- **DIRECTION**
Check each line of the listing for the string "more", count the lines that have it, and answer with that number only.

- **Saved entries**
──────────
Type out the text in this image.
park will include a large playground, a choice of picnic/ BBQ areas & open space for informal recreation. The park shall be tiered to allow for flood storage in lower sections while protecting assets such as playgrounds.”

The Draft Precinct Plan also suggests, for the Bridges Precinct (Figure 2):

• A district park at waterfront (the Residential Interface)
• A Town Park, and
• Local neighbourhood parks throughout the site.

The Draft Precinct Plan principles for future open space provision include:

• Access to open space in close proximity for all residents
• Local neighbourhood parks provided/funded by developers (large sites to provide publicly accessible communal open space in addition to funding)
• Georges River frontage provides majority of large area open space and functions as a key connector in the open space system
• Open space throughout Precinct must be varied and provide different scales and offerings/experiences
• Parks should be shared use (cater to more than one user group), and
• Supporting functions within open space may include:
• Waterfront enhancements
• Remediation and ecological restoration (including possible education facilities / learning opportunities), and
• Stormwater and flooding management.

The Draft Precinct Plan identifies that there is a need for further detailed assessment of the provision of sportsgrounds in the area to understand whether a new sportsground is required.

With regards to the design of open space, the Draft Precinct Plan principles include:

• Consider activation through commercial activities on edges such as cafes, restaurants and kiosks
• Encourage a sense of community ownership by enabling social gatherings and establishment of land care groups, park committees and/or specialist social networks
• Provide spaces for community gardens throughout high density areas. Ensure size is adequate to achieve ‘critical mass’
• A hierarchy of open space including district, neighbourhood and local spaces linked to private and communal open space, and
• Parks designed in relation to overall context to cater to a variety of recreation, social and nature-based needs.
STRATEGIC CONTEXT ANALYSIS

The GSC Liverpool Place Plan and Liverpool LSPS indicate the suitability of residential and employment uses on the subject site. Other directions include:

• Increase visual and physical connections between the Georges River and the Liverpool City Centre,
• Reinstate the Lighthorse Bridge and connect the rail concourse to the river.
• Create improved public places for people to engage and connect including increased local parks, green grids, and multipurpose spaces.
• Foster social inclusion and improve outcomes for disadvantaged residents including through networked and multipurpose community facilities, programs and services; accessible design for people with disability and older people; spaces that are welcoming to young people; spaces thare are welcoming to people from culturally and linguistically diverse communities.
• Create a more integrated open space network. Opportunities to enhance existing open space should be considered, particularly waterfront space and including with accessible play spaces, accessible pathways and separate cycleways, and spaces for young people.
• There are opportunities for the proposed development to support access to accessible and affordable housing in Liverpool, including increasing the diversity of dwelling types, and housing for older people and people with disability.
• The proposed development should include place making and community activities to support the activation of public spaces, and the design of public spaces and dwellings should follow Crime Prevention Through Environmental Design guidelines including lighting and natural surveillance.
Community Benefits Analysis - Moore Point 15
──────────
- **CORRECT ANSWER**
2